## WHAT NEEDS TO BE DONE
Give back the entire listing verbatim.

## MATERIAL SHOWN
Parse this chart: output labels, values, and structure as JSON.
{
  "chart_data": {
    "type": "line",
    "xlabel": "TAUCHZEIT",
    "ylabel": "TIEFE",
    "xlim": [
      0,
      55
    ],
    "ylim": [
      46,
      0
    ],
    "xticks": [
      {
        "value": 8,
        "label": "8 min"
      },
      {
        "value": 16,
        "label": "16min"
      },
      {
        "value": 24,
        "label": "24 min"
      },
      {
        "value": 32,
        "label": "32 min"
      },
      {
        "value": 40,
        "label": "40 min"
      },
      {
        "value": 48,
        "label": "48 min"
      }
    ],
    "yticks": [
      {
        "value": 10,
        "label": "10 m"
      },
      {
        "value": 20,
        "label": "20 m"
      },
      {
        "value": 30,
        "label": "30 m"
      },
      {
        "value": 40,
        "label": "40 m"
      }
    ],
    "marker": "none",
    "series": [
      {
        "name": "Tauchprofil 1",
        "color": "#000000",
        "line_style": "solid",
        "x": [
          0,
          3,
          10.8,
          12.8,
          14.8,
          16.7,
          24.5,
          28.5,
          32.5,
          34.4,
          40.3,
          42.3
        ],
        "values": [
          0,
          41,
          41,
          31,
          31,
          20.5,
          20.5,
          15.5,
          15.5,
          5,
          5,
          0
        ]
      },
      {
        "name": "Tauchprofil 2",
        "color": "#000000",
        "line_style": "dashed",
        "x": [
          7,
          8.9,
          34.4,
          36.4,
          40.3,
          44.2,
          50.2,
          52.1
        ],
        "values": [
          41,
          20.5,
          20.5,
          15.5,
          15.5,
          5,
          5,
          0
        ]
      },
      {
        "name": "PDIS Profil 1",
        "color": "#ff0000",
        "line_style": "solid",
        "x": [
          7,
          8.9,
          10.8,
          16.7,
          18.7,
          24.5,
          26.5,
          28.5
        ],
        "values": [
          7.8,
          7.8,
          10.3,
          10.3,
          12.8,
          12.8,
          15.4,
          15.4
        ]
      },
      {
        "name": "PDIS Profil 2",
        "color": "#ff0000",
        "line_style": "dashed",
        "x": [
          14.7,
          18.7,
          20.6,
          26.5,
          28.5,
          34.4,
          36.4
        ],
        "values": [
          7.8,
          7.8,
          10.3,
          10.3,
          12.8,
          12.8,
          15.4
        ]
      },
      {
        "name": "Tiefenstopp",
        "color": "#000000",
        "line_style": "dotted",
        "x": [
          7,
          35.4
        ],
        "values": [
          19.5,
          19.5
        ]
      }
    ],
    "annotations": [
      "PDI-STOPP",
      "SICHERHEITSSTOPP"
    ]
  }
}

## SOLUTION FOR THIS EXERCISE
Parse this chart: output labels, values, and structure as JSON.
{
  "chart_data": {
    "type": "line",
    "xlabel": "TAUCHZEIT",
    "ylabel": "TIEFE",
    "xlim": [
      0,
      55
    ],
    "ylim": [
      46,
      0
    ],
    "xticks": [
      {
        "value": 8,
        "label": "8 min"
      },
      {
        "value": 16,
        "label": "16min"
      },
      {
        "value": 24,
        "label": "24 min"
      },
      {
        "value": 32,
        "label": "32 min"
      },
      {
        "value": 40,
        "label": "40 min"
      },
      {
        "value": 48,
        "label": "48 min"
      }
    ],
    "yticks": [
      {
        "value": 10,
        "label": "10 m"
      },
      {
        "value": 20,
        "label": "20 m"
      },
      {
        "value": 30,
        "label": "30 m"
      },
      {
        "value": 40,
        "label": "40 m"
      }
    ],
    "marker": "none",
    "series": [
      {
        "name": "Tauchprofil 1",
        "color": "#000000",
        "line_style": "solid",
        "x": [
          0,
          3,
          10.8,
          12.8,
          14.8,
          16.7,
          24.5,
          28.5,
          32.5,
          34.4,
          40.3,
          42.3
        ],
        "values": [
          0,
          41,
          41,
          31,
          31,
          20.5,
          20.5,
          15.5,
          15.5,
          5,
          5,
          0
        ]
      },
      {
        "name": "Tauchprofil 2",
        "color": "#000000",
        "line_style": "dashed",
        "x": [
          7,
          8.9,
          34.4,
          36.4,
          40.3,
          44.2,
          50.2,
          52.1
        ],
        "values": [
          41,
          20.5,
          20.5,
          15.5,
          15.5,
          5,
          5,
          0
        ]
      },
      {
        "name": "PDIS Profil 1",
        "color": "#ff0000",
        "line_style": "solid",
        "x": [
          7,
          8.9,
          10.8,
          16.7,
          18.7,
          24.5,
          26.5,
          28.5
        ],
        "values": [
          7.8,
          7.8,
          10.3,
          10.3,
          12.8,
          12.8,
          15.4,
          15.4
        ]
      },
      {
        "name": "PDIS Profil 2",
        "color": "#ff0000",
        "line_style": "dashed",
        "x": [
          14.7,
          18.7,
          20.6,
          26.5,
          28.5,
          34.4,
          36.4
        ],
        "values": [
          7.8,
          7.8,
          10.3,
          10.3,
          12.8,
          12.8,
          15.4
        ]
      },
      {
        "name": "Tiefenstopp",
        "color": "#000000",
        "line_style": "dotted",
        "x": [
          7,
          35.4
        ],
        "values": [
          19.5,
          19.5
        ]
      }
    ],
    "annotations": [
      "PDI-STOPP",
      "SICHERHEITSSTOPP"
    ]
  }
}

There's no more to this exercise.